Extract each record and reproduce it exactly.

Given entries:
-- BEGIN --

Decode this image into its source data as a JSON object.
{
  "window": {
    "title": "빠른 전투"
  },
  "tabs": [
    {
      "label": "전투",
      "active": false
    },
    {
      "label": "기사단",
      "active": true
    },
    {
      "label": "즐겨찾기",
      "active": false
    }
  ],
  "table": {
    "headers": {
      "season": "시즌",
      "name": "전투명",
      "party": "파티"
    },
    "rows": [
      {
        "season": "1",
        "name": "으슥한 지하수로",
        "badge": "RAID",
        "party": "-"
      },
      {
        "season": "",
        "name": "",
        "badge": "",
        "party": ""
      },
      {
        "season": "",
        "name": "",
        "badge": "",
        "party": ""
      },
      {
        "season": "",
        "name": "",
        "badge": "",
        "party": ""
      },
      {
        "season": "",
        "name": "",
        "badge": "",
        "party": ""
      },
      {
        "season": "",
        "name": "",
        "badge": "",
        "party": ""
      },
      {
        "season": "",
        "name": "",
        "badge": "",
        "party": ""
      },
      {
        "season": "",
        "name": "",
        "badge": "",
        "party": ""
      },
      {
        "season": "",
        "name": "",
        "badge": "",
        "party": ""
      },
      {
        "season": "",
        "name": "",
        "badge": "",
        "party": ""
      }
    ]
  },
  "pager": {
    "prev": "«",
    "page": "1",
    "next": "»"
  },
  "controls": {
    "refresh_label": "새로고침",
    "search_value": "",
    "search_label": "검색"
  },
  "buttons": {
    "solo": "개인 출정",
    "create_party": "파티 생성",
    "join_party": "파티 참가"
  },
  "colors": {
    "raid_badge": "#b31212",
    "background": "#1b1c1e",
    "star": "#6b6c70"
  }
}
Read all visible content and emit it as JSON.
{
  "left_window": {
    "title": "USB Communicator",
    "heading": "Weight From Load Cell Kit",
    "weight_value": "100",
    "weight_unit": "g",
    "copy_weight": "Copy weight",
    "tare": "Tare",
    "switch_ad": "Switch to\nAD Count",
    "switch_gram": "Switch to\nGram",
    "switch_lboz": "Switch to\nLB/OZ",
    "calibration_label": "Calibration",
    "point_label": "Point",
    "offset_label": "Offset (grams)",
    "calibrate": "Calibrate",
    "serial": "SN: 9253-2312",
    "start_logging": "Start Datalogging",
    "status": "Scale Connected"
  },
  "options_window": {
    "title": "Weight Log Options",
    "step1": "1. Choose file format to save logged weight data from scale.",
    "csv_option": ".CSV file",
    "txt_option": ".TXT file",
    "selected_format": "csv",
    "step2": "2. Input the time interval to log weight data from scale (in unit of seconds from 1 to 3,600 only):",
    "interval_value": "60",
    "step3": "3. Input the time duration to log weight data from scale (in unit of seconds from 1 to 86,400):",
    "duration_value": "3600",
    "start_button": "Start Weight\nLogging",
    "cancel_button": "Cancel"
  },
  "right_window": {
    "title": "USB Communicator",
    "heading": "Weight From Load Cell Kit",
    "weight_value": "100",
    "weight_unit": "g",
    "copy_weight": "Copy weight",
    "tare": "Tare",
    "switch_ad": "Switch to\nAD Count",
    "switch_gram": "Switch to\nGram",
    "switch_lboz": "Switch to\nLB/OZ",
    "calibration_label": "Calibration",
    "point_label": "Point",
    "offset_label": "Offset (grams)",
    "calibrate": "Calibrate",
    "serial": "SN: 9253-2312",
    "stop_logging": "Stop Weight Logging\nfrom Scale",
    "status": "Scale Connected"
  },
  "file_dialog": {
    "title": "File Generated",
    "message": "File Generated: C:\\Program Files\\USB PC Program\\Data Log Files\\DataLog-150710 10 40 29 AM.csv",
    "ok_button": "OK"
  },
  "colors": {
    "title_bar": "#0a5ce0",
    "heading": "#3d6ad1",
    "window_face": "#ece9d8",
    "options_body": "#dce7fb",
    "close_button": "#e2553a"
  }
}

-- END --

Written answer:
Decode this image into its source data as a JSON object.
{
  "window": {
    "title": "빠른 전투"
  },
  "tabs": [
    {
      "label": "전투",
      "active": false
    },
    {
      "label": "기사단",
      "active": true
    },
    {
      "label": "즐겨찾기",
      "active": false
    }
  ],
  "table": {
    "headers": {
      "season": "시즌",
      "name": "전투명",
      "party": "파티"
    },
    "rows": [
      {
        "season": "1",
        "name": "으슥한 지하수로",
        "badge": "RAID",
        "party": "-"
      },
      {
        "season": "",
        "name": "",
        "badge": "",
        "party": ""
      },
      {
        "season": "",
        "name": "",
        "badge": "",
        "party": ""
      },
      {
        "season": "",
        "name": "",
        "badge": "",
        "party": ""
      },
      {
        "season": "",
        "name": "",
        "badge": "",
        "party": ""
      },
      {
        "season": "",
        "name": "",
        "badge": "",
        "party": ""
      },
      {
        "season": "",
        "name": "",
        "badge": "",
        "party": ""
      },
      {
        "season": "",
        "name": "",
        "badge": "",
        "party": ""
      },
      {
        "season": "",
        "name": "",
        "badge": "",
        "party": ""
      },
      {
        "season": "",
        "name": "",
        "badge": "",
        "party": ""
      }
    ]
  },
  "pager": {
    "prev": "«",
    "page": "1",
    "next": "»"
  },
  "controls": {
    "refresh_label": "새로고침",
    "search_value": "",
    "search_label": "검색"
  },
  "buttons": {
    "solo": "개인 출정",
    "create_party": "파티 생성",
    "join_party": "파티 참가"
  },
  "colors": {
    "raid_badge": "#b31212",
    "background": "#1b1c1e",
    "star": "#6b6c70"
  }
}
Read all visible content and emit it as JSON.
{
  "left_window": {
    "title": "USB Communicator",
    "heading": "Weight From Load Cell Kit",
    "weight_value": "100",
    "weight_unit": "g",
    "copy_weight": "Copy weight",
    "tare": "Tare",
    "switch_ad": "Switch to\nAD Count",
    "switch_gram": "Switch to\nGram",
    "switch_lboz": "Switch to\nLB/OZ",
    "calibration_label": "Calibration",
    "point_label": "Point",
    "offset_label": "Offset (grams)",
    "calibrate": "Calibrate",
    "serial": "SN: 9253-2312",
    "start_logging": "Start Datalogging",
    "status": "Scale Connected"
  },
  "options_window": {
    "title": "Weight Log Options",
    "step1": "1. Choose file format to save logged weight data from scale.",
    "csv_option": ".CSV file",
    "txt_option": ".TXT file",
    "selected_format": "csv",
    "step2": "2. Input the time interval to log weight data from scale (in unit of seconds from 1 to 3,600 only):",
    "interval_value": "60",
    "step3": "3. Input the time duration to log weight data from scale (in unit of seconds from 1 to 86,400):",
    "duration_value": "3600",
    "start_button": "Start Weight\nLogging",
    "cancel_button": "Cancel"
  },
  "right_window": {
    "title": "USB Communicator",
    "heading": "Weight From Load Cell Kit",
    "weight_value": "100",
    "weight_unit": "g",
    "copy_weight": "Copy weight",
    "tare": "Tare",
    "switch_ad": "Switch to\nAD Count",
    "switch_gram": "Switch to\nGram",
    "switch_lboz": "Switch to\nLB/OZ",
    "calibration_label": "Calibration",
    "point_label": "Point",
    "offset_label": "Offset (grams)",
    "calibrate": "Calibrate",
    "serial": "SN: 9253-2312",
    "stop_logging": "Stop Weight Logging\nfrom Scale",
    "status": "Scale Connected"
  },
  "file_dialog": {
    "title": "File Generated",
    "message": "File Generated: C:\\Program Files\\USB PC Program\\Data Log Files\\DataLog-150710 10 40 29 AM.csv",
    "ok_button": "OK"
  },
  "colors": {
    "title_bar": "#0a5ce0",
    "heading": "#3d6ad1",
    "window_face": "#ece9d8",
    "options_body": "#dce7fb",
    "close_button": "#e2553a"
  }
}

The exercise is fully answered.